— start of Supplied passage —

The sizes of apartments on TV were also a blatant lie.
The size of Monica’s apartment was mentioned in the show. It was her grandma’s apartment and under rent control; the apartment building didn’t know that it wasn’t the Grandma anymore. With that, it wasn’t unreasonable for her to be able to afford it during the 90s
man it sounds like rent control might be kinda nice? maybe we shou- BANG BANG BANG BANG oh how unfortunate, this commenter seems to have suddenly decided to kill themselves…
I’ve now gotten into two ‘comment fights’ about this, related to Seattle.
Seattle recently passed a new tax that will translate into… 200 units of housing a year, not newly built ( yay insane zoning laws preventing dense construction! yay NIMBYism! )…
…but existing properties purchased ( at market value of course, they could be emminent domained but thats icky and unfair to slumlord landlords)…
… and then managed bu the city to be priced for those making between 80% and 120% of Area Median Income.
Than translates to a rent of about $2500 to about $3100, for a one bedroom apartment, with two people in it.
Meanwhile, 20% of the population can’t afford a rent over $1900, and the 20% below them can’t afford rent over $600.
Those 2 20% chunks equate to about 160,000 people each, or 320,000 people altogether.
200 units a year.
320,000 people that can barely afford rent.
-.-
I point out that 200 units a year at that price point won’t do anything meaningful to the overall situation, and people downvote me saying I am impeding progress, while celebrating that this will solve the housing crisis.
I point out that there would be much more actual good than harm from something much closer to rent control… because almost all of the downsides from enacting rent control are already currently in existence because the housing ‘free’ market has failed, and everyone acts like I am economically illiterate, citing 15 year old articles at me.
I have a degree in Economics, but what do I know?
I swear to god, perma online Seattle people are the smuggest assholes in existence.
Also that a group of underemployed 20-somethings can afford huge, well-furnished apartments in Manhattan.
I believe in Friends, it’s justified as Monika pretending that her grandmother is living there so she still gets her rent controlled tenancy agreement. I thought I remembered that there was an episode where she and the custodian were having a fight so he threatened to reveal the grandma isn’t alive anymore so that Monika would have renegotiate the agreement (and it was resolved so he didn’t do that.)

— end of Supplied passage —

What to work on:
From the discussion of TV apartments and rent control, print everything from "Than translates to" down to "the housing crisis.", word for word. The lines that follow were taken from a different source.

— start of Listing —

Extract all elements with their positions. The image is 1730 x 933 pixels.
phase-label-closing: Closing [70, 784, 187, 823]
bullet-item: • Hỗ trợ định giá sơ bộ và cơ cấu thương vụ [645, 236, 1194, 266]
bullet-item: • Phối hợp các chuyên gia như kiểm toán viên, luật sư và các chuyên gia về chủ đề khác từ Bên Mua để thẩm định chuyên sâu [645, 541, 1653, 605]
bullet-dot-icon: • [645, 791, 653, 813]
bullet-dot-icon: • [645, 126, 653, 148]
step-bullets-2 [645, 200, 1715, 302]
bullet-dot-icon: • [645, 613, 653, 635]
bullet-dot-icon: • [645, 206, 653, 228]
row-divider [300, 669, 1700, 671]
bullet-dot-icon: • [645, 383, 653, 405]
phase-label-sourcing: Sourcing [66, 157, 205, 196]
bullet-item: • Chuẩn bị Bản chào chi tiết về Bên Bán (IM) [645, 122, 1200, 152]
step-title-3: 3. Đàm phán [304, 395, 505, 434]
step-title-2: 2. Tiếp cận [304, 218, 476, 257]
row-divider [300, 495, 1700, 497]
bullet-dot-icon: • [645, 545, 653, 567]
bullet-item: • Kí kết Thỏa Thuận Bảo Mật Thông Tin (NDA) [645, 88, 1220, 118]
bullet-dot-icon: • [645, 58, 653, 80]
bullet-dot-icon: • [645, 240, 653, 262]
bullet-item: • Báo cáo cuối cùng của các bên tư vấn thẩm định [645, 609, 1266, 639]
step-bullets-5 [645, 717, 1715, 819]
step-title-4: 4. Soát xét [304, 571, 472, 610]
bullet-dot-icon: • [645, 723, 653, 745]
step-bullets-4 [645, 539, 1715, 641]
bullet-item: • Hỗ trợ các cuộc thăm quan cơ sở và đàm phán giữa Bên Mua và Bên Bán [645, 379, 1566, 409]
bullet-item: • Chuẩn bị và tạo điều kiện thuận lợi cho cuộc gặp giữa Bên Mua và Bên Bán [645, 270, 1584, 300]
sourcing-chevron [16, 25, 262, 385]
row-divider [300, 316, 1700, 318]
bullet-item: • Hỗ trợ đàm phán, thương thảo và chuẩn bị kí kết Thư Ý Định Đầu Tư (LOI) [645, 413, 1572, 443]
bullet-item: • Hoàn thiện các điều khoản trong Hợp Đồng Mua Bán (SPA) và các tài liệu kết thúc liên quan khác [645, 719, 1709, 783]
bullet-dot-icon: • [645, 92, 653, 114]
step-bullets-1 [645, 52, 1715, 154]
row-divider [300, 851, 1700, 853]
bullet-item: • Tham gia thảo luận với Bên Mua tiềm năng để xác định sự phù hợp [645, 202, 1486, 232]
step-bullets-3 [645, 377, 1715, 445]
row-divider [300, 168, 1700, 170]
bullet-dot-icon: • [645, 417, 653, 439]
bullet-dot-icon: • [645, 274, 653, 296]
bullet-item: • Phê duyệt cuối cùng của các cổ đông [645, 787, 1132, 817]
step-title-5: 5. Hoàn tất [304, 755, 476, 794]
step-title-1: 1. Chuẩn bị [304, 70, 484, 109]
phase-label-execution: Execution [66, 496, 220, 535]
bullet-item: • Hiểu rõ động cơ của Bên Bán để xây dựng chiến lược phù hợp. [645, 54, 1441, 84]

— end of Listing —

Expected output:
Than translates to a rent of about $2500 to about $3100, for a one bedroom apartment, with two people in it.
Meanwhile, 20% of the population can’t afford a rent over $1900, and the 20% below them can’t afford rent over $600.
Those 2 20% chunks equate to about 160,000 people each, or 320,000 people altogether.
200 units a year.
320,000 people that can barely afford rent.
-.-
I point out that 200 units a year at that price point won’t do anything meaningful to the overall situation, and people downvote me saying I am impeding progress, while celebrating that this will solve the housing crisis.